- [Task description]: Pick up the personal essay on photography and bearing witness right after its final sentence, and keep writing it in the same first-person voice.

- [Document section]:
All of this leads me to question if perhaps I am agoraphobic at some deep, unconscious level. As soon as I get home, I forget that I will have the need to leave again. I misplace the means by which I can access transportation. Is the problem that I (someone who believes I love to travel, go out, socialize, be in the woods) deep down underneath my extroverted shell am terrified to step outside my home? This could put a major damper on going nomad in the future!

I did find my key and make it to the shoot, but I’m not ready to share any of those shots yet. Instead, I’ve shared a few shots of “small things” from an earlier shoot.

Bearing Witness

I imagine I look odd walking through the park with my dog, me carrying whatever toy he’s dropped, my camera, a loupe, and a pair of binoculars.  Probably even odder when I suddenly and without warning drop the leash, step on it, pull up my camera and line a bird in my sights all while talking to the dog, encouraging him to stand still while I attempt to capture a bird that is probably backlit, behind layers of leaves, and likely perched on a tree limb blowing in the wind.

I asked myself the other day why I do this.  I mean, what is it about photography I find so appealing that it’s now been a consistent pursuit for enough years I’d rather not add them up?

I think it comes down to this: photography is a recreation of life. There is in any given image a combination of fact and fiction. A bird, for example, looks the way it looks in a final image based on an endless combination of variables. Some of them I control.  Many of them I don’t.  In the end, any image represents one interpretation of a single moment and the odds of getting an identical image ever again are minuscule–just like the rest of life.

- [Input data]:
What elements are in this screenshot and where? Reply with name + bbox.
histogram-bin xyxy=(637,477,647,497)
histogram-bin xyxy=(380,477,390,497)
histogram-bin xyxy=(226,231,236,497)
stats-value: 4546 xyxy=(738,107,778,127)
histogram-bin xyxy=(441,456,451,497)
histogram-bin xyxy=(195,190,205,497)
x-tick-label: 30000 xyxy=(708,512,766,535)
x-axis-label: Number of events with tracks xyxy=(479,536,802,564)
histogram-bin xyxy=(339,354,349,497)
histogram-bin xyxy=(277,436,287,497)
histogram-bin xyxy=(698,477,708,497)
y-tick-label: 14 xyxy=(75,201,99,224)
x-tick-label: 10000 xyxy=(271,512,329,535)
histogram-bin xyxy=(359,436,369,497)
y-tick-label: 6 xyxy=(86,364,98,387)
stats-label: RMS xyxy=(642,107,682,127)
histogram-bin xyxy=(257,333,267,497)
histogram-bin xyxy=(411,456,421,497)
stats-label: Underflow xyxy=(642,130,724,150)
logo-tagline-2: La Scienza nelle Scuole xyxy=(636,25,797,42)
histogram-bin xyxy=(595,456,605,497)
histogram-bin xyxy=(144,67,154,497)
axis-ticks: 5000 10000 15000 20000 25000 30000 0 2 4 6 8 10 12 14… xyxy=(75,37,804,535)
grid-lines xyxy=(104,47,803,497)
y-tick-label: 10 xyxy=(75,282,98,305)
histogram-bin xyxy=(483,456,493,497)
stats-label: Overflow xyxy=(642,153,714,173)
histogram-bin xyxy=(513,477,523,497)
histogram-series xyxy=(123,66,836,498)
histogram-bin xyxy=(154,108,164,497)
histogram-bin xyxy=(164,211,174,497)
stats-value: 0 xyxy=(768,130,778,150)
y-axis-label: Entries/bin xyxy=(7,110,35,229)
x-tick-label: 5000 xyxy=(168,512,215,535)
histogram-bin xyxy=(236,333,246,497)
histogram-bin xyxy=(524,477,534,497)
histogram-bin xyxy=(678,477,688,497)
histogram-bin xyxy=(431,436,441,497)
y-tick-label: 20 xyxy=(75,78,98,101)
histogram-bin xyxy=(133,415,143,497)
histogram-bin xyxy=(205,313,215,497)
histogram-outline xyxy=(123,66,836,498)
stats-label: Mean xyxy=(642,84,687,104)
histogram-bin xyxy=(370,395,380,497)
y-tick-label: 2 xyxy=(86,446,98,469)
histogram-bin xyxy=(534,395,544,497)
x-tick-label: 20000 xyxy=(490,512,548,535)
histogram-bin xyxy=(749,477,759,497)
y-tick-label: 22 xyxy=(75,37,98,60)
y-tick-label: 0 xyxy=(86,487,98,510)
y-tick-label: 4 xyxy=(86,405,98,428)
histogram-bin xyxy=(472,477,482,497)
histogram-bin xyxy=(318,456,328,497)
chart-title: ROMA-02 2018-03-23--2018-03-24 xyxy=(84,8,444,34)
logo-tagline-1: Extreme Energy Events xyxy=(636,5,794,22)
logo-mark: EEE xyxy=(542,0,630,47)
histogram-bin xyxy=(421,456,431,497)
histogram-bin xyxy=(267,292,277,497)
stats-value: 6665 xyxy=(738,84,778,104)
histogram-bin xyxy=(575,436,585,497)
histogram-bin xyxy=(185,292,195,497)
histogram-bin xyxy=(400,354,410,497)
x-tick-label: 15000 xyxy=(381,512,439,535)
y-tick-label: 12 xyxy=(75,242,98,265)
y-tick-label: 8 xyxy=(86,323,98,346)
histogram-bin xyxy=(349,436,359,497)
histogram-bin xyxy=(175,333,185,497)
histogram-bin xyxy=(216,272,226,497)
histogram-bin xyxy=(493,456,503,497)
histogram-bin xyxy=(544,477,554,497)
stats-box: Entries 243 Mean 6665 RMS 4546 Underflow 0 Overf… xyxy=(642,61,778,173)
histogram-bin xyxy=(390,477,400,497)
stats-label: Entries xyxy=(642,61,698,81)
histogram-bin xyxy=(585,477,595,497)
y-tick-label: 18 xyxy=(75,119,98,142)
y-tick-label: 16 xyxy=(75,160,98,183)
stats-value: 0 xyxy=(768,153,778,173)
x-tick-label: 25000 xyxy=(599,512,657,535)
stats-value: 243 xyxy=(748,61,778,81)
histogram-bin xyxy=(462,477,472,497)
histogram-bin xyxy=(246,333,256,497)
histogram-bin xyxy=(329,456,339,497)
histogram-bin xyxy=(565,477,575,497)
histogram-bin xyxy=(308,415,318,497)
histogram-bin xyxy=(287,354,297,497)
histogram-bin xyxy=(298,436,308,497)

- [Response to the task]:
In this act of controlling what can be controlled and dealing with what cannot, there are lessons photography offers.  For example, you can see the same thing a multitude of ways and they are all correct.  And then there’s the expansiveness that results from constraints:  you see more looking through the blinders of a camera frame–it’s as if restricting your view causes better vision.

There’s also the inherent paradox of time.  You capture a moment by being completely in the present with a vision of a future image.  But by transforming that moment into an image, creating that vision of the future, you’ve brought with you a moment from the past. It is the only actual form of time travel that I’m aware of.

Most importantly, when I shoot, I am listening, looking, feeling, tasting, and smelling with the concentration of a hound dog in the hope of gaining a clue about where my next subject will unfold. Thoughts about the past and future get pushed aside, making space for the possibility contained in the present.

Ultimately, photography is an act of gratitude.  Gratitude for having borne witness to something remarkable–whether it’s a weed being struck by the sun, a puffy cloud that happened to show up just when I was looking, or the sudden appearance of a rare bird.  The desire to capture each of those moments requires appreciation of them as subjects worthy of attention.

In this way, photography gives gifts.  It hands me moments I would not have noticed had I never picked up a camera. Never mind the endless struggles and failures at getting exactly what I envision.  Just having been there, fully there, to witness those moments is enough.